## WHAT YOU NEED TO DO
Return the count of lines with the string "территории" in them, and nothing else.

## Saved entries
□ □ □ □ □ □ □

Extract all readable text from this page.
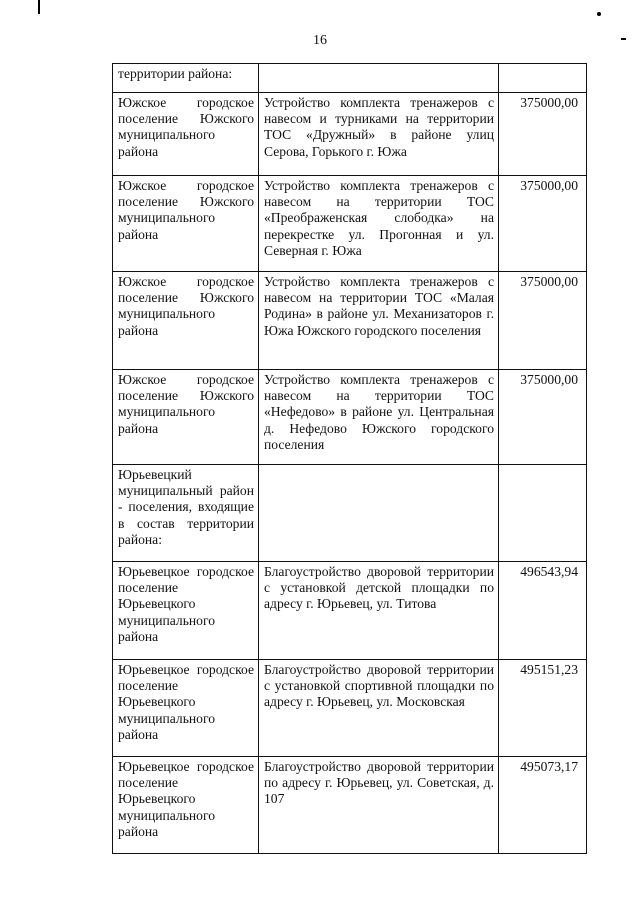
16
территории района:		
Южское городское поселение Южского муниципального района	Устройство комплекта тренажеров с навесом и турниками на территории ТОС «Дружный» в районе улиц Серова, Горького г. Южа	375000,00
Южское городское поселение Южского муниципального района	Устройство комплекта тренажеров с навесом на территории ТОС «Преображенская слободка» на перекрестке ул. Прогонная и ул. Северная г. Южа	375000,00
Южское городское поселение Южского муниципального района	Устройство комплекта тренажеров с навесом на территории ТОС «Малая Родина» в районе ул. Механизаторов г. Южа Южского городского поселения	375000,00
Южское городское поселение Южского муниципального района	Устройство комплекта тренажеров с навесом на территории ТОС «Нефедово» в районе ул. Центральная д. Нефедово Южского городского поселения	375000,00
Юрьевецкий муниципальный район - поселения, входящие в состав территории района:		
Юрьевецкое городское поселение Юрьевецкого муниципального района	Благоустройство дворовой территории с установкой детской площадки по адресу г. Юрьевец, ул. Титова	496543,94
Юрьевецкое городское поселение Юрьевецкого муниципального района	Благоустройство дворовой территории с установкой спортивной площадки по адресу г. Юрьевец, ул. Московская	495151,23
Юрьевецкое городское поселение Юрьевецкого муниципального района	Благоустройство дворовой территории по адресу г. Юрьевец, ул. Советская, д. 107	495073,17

□ □ □ □ □ □ □

## SOLUTION TO THIS PROBLEM
9